* Begin INPUT *

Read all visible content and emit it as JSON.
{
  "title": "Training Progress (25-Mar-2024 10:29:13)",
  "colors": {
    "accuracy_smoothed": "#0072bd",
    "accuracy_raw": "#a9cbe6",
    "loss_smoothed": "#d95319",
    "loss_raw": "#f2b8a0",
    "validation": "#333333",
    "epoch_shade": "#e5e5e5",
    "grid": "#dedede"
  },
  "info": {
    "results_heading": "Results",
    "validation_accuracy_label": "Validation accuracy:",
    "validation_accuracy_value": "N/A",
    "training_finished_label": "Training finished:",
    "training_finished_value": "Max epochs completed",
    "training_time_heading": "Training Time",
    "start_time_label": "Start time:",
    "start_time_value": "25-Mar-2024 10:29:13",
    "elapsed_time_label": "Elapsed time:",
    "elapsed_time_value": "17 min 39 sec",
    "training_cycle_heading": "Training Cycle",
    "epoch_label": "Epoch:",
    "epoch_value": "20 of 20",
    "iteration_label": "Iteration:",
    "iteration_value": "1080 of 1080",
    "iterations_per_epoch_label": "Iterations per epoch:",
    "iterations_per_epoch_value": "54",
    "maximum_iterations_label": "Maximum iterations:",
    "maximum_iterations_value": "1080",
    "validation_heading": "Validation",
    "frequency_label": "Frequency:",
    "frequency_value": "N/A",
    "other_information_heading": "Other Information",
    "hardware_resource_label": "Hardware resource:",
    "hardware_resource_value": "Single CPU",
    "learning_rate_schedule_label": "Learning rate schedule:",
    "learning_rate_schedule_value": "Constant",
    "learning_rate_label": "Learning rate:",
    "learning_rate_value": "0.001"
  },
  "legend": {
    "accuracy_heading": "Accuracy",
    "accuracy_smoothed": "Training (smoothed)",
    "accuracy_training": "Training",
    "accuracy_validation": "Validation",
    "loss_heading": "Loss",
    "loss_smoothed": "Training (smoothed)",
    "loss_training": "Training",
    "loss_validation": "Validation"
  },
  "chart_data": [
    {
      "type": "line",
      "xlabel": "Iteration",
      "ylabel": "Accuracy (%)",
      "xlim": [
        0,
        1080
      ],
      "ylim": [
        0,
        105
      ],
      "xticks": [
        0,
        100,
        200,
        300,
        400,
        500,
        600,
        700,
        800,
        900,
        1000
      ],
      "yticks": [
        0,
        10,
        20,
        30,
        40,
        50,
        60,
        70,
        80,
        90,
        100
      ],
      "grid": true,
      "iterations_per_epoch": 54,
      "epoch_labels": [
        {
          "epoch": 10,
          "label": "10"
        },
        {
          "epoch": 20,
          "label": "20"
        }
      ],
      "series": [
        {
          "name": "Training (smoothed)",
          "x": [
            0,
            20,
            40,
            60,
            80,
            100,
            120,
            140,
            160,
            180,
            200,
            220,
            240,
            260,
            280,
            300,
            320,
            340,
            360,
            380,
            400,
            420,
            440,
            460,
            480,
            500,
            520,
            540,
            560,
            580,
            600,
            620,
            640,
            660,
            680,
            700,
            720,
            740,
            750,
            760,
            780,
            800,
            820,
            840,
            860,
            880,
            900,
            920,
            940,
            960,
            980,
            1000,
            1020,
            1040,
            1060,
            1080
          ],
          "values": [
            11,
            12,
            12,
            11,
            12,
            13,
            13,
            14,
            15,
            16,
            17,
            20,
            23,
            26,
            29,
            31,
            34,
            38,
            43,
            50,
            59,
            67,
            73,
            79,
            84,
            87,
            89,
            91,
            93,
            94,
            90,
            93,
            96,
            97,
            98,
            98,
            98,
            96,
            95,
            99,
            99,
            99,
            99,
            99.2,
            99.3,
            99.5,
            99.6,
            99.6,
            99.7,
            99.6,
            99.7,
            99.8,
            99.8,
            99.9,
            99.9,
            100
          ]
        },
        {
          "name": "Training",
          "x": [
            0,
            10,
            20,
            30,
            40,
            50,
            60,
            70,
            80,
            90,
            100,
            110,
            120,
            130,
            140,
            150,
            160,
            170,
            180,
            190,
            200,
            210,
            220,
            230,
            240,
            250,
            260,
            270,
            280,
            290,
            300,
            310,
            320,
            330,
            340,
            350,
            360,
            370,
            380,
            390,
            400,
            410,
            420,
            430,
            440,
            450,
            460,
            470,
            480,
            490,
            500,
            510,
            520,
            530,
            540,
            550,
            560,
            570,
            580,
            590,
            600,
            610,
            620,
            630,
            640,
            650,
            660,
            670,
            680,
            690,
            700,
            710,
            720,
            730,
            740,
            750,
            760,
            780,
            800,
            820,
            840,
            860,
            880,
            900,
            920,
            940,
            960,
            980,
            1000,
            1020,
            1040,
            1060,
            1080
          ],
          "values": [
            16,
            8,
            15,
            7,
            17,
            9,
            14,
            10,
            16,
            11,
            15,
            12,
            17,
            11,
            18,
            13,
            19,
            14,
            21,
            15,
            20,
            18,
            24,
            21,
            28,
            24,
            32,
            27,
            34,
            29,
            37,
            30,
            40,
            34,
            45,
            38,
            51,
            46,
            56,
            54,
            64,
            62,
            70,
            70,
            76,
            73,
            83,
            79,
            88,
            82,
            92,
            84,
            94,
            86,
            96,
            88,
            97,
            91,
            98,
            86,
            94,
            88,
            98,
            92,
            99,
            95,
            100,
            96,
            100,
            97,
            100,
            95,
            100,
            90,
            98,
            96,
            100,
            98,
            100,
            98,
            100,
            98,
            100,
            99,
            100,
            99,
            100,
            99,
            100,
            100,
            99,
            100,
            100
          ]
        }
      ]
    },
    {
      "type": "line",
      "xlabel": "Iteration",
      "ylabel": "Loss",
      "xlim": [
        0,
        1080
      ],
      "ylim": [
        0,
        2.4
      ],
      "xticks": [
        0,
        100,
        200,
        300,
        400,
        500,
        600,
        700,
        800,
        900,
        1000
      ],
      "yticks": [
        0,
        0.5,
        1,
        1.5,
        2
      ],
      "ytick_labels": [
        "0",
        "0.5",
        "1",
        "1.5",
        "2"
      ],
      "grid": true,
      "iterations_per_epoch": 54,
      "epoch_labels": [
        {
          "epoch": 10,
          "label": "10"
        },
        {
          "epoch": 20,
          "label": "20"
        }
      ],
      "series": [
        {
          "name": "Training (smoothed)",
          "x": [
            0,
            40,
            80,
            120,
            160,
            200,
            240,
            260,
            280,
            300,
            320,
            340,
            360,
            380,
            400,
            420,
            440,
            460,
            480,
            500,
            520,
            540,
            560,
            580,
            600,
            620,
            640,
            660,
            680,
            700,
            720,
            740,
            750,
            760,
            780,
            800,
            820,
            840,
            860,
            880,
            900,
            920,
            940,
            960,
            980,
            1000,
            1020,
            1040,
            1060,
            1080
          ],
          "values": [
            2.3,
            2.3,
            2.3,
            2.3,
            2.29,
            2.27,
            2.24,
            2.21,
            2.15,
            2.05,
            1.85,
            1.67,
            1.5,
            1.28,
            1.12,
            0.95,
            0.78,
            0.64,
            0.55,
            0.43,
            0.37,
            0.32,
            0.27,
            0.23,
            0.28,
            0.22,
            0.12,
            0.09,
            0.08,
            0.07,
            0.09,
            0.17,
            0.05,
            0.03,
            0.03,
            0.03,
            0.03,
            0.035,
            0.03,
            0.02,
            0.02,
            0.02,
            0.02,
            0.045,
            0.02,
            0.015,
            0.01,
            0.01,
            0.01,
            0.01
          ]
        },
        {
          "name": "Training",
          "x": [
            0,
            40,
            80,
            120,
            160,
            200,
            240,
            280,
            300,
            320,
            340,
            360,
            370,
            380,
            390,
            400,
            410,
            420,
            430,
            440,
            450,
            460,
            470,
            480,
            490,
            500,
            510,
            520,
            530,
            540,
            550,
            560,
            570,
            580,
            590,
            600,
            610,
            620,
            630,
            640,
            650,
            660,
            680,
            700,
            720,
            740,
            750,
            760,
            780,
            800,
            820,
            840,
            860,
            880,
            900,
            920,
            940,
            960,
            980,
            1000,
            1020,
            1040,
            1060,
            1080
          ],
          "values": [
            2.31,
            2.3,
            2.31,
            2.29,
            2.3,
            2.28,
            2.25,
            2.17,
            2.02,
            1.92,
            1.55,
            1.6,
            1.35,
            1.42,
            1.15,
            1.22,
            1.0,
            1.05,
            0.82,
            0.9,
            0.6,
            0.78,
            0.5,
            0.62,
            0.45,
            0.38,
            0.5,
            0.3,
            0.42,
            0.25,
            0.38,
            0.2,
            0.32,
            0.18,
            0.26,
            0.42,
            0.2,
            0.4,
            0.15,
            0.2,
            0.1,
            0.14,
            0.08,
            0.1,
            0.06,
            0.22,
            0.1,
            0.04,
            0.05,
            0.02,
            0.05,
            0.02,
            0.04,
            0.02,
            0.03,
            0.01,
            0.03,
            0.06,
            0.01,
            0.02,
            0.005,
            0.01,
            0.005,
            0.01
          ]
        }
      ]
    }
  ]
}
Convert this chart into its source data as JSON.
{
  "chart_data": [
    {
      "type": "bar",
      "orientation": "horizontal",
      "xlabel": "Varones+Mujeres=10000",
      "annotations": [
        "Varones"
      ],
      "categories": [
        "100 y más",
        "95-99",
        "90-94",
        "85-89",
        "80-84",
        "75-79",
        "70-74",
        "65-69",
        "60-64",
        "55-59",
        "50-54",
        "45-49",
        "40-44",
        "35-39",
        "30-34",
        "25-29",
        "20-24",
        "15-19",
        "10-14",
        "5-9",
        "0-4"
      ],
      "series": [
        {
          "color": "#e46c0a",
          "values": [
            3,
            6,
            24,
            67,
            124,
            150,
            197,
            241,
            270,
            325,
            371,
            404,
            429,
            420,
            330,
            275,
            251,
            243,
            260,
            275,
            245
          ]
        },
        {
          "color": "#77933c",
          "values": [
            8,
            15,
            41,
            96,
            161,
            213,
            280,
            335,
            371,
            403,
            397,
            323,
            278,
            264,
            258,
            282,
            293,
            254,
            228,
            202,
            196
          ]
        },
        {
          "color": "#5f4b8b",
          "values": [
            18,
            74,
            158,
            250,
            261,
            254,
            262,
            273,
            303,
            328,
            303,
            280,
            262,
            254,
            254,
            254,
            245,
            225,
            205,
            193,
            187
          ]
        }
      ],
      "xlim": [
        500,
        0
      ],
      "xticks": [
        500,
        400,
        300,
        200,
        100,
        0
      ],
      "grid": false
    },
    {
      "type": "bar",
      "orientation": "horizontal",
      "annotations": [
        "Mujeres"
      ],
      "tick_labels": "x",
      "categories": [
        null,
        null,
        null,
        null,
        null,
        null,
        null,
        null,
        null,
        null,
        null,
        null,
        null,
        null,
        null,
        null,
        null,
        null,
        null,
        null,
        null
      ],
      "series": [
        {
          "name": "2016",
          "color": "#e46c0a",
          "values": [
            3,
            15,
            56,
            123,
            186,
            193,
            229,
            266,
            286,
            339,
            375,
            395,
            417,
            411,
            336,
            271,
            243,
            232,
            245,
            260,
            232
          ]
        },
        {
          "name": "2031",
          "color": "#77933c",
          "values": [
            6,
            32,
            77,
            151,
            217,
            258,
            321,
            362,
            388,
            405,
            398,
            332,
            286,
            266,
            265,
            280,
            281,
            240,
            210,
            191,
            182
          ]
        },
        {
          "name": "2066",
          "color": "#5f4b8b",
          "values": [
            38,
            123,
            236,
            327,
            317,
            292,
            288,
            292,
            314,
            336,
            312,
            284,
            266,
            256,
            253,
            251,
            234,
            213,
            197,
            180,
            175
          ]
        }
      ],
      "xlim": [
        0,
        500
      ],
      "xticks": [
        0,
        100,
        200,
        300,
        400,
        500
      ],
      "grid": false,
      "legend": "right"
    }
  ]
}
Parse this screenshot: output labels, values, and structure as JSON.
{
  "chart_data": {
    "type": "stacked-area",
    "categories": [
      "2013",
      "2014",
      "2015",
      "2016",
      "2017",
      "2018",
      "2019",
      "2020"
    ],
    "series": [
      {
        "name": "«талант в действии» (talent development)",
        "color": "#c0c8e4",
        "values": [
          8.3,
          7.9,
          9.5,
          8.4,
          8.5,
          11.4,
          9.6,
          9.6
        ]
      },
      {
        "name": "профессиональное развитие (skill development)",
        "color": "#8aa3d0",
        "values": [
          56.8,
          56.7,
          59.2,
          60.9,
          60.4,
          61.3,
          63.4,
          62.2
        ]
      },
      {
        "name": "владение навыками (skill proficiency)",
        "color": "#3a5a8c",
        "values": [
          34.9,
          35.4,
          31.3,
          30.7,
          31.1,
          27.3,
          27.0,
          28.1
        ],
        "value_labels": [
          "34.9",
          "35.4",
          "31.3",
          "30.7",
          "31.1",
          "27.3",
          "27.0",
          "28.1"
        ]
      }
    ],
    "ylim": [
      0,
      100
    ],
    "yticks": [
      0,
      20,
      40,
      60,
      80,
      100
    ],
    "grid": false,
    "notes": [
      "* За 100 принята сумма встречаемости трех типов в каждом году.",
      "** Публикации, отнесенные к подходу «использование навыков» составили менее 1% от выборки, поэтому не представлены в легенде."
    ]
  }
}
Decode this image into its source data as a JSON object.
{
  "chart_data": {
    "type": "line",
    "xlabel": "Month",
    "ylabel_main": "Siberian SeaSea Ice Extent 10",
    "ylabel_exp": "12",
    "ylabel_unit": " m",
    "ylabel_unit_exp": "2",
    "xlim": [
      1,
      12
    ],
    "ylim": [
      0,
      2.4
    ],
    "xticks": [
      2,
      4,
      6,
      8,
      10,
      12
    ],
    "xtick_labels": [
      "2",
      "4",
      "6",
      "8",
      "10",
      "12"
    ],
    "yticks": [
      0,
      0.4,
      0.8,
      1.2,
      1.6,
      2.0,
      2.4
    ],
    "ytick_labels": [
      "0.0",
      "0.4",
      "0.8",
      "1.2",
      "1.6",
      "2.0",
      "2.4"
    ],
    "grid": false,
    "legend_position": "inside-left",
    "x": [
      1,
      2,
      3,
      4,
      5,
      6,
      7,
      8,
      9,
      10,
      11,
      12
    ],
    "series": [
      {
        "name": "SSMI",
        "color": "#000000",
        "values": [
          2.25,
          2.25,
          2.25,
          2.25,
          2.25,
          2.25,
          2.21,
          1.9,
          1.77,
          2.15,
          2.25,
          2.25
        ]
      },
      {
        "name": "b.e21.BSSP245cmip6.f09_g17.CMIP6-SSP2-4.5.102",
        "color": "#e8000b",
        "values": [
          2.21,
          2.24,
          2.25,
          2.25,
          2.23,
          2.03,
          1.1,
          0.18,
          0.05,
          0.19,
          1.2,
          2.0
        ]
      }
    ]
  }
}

* End INPUT *

• [TASK TO COMPLETE]:
Reply with nothing but the number of lines in the data above that contain "name".

• [ANSWER TO THE TASK]:
12